====== Data to use ======

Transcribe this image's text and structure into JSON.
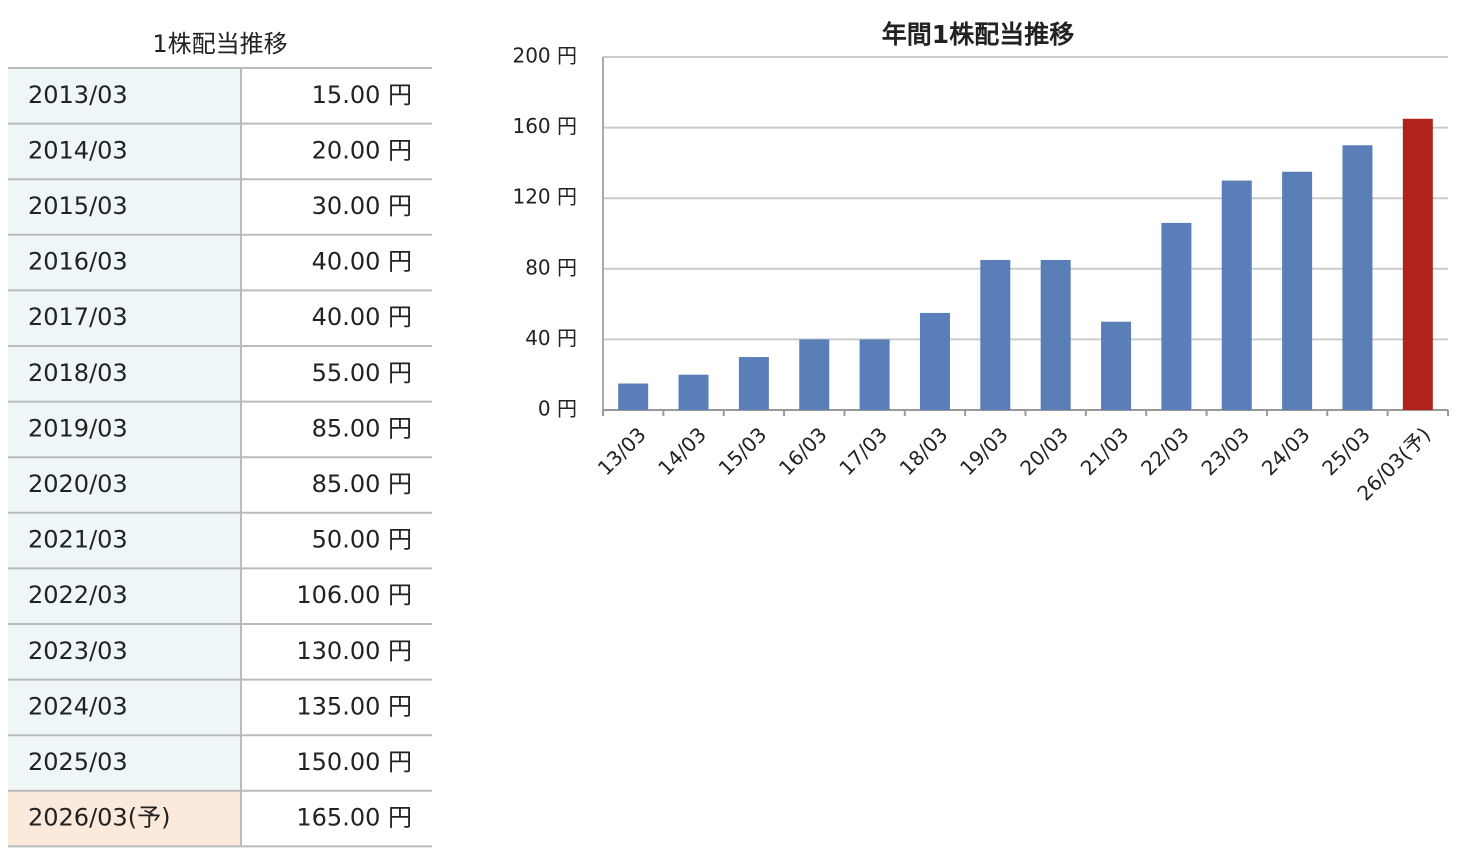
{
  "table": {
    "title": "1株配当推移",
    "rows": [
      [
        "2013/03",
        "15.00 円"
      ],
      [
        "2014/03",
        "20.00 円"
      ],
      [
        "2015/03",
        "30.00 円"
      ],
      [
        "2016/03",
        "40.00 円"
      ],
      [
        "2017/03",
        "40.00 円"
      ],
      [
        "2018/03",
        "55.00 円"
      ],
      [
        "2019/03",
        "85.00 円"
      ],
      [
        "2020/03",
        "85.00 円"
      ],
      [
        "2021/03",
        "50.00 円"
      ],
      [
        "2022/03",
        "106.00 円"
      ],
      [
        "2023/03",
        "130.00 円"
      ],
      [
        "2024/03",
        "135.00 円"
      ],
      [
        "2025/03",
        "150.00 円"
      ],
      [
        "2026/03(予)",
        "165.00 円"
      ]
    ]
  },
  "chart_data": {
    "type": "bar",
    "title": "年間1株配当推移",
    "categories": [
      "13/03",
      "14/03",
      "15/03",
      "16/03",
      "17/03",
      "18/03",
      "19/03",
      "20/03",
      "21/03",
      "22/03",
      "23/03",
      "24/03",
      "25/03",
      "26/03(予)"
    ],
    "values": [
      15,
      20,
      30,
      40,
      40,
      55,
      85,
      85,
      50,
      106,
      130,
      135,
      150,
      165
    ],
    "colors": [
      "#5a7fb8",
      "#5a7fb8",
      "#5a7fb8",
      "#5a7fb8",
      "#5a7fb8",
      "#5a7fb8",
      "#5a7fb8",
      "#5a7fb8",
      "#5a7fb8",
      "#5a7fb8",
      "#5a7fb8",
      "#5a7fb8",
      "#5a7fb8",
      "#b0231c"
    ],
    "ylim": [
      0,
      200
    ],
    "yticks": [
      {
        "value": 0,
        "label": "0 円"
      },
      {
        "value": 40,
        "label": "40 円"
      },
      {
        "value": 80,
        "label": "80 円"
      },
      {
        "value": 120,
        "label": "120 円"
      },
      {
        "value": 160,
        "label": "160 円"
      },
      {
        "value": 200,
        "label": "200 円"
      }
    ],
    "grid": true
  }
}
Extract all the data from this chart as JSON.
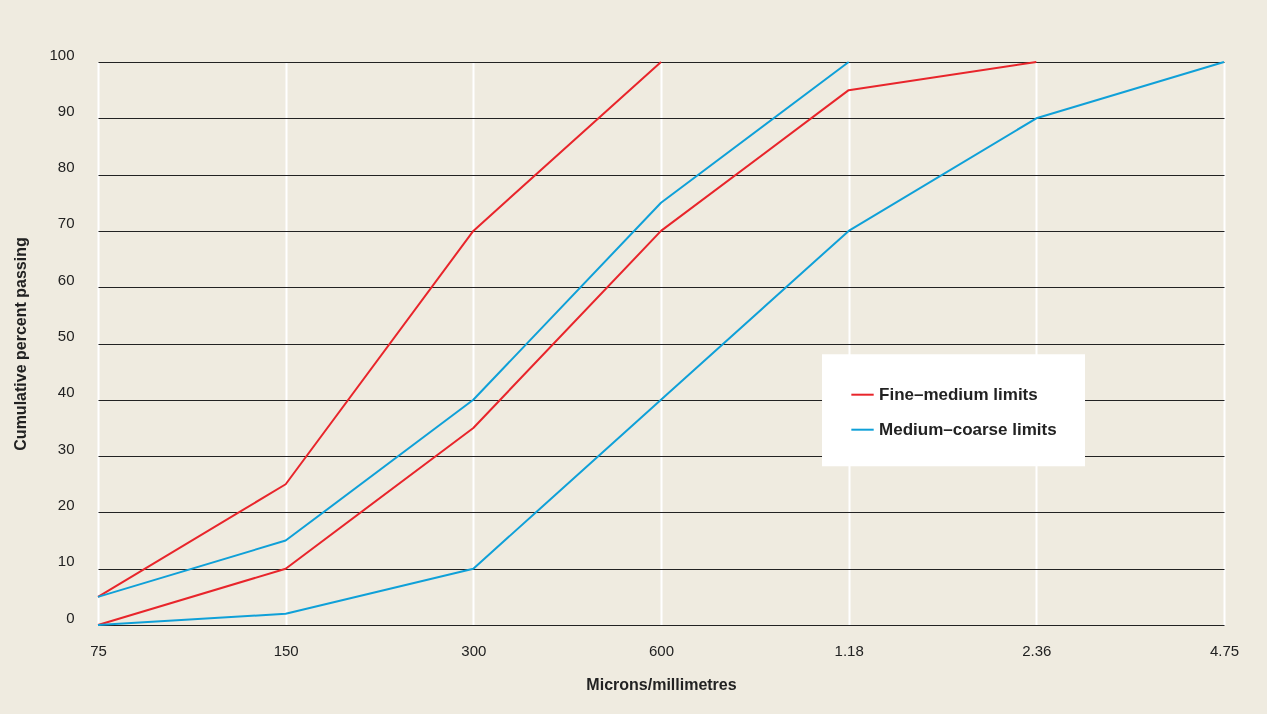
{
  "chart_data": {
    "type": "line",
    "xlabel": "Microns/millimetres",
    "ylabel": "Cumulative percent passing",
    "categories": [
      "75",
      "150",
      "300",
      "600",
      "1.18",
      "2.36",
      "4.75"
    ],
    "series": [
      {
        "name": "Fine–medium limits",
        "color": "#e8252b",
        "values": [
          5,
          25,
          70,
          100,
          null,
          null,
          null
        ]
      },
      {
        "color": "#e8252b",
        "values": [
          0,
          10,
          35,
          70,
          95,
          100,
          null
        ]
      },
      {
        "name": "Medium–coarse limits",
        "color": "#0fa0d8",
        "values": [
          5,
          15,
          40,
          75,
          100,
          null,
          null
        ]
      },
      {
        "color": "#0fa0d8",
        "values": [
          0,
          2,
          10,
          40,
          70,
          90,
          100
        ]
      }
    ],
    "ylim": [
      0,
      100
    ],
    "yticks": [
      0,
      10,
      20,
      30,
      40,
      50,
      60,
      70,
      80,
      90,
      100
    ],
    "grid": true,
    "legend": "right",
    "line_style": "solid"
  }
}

======

> Required task: Copy each line in full and exactly, omitting any picture.

> Full answer:
Transcribe this image's text and structure into JSON.
{
  "table": {
    "title": "1株配当推移",
    "rows": [
      [
        "2013/03",
        "15.00 円"
      ],
      [
        "2014/03",
        "20.00 円"
      ],
      [
        "2015/03",
        "30.00 円"
      ],
      [
        "2016/03",
        "40.00 円"
      ],
      [
        "2017/03",
        "40.00 円"
      ],
      [
        "2018/03",
        "55.00 円"
      ],
      [
        "2019/03",
        "85.00 円"
      ],
      [
        "2020/03",
        "85.00 円"
      ],
      [
        "2021/03",
        "50.00 円"
      ],
      [
        "2022/03",
        "106.00 円"
      ],
      [
        "2023/03",
        "130.00 円"
      ],
      [
        "2024/03",
        "135.00 円"
      ],
      [
        "2025/03",
        "150.00 円"
      ],
      [
        "2026/03(予)",
        "165.00 円"
      ]
    ]
  },
  "chart_data": {
    "type": "bar",
    "title": "年間1株配当推移",
    "categories": [
      "13/03",
      "14/03",
      "15/03",
      "16/03",
      "17/03",
      "18/03",
      "19/03",
      "20/03",
      "21/03",
      "22/03",
      "23/03",
      "24/03",
      "25/03",
      "26/03(予)"
    ],
    "values": [
      15,
      20,
      30,
      40,
      40,
      55,
      85,
      85,
      50,
      106,
      130,
      135,
      150,
      165
    ],
    "colors": [
      "#5a7fb8",
      "#5a7fb8",
      "#5a7fb8",
      "#5a7fb8",
      "#5a7fb8",
      "#5a7fb8",
      "#5a7fb8",
      "#5a7fb8",
      "#5a7fb8",
      "#5a7fb8",
      "#5a7fb8",
      "#5a7fb8",
      "#5a7fb8",
      "#b0231c"
    ],
    "ylim": [
      0,
      200
    ],
    "yticks": [
      {
        "value": 0,
        "label": "0 円"
      },
      {
        "value": 40,
        "label": "40 円"
      },
      {
        "value": 80,
        "label": "80 円"
      },
      {
        "value": 120,
        "label": "120 円"
      },
      {
        "value": 160,
        "label": "160 円"
      },
      {
        "value": 200,
        "label": "200 円"
      }
    ],
    "grid": true
  }
}
Extract all the data from this chart as JSON.
{
  "chart_data": {
    "type": "line",
    "xlabel": "Microns/millimetres",
    "ylabel": "Cumulative percent passing",
    "categories": [
      "75",
      "150",
      "300",
      "600",
      "1.18",
      "2.36",
      "4.75"
    ],
    "series": [
      {
        "name": "Fine–medium limits",
        "color": "#e8252b",
        "values": [
          5,
          25,
          70,
          100,
          null,
          null,
          null
        ]
      },
      {
        "color": "#e8252b",
        "values": [
          0,
          10,
          35,
          70,
          95,
          100,
          null
        ]
      },
      {
        "name": "Medium–coarse limits",
        "color": "#0fa0d8",
        "values": [
          5,
          15,
          40,
          75,
          100,
          null,
          null
        ]
      },
      {
        "color": "#0fa0d8",
        "values": [
          0,
          2,
          10,
          40,
          70,
          90,
          100
        ]
      }
    ],
    "ylim": [
      0,
      100
    ],
    "yticks": [
      0,
      10,
      20,
      30,
      40,
      50,
      60,
      70,
      80,
      90,
      100
    ],
    "grid": true,
    "legend": "right",
    "line_style": "solid"
  }
}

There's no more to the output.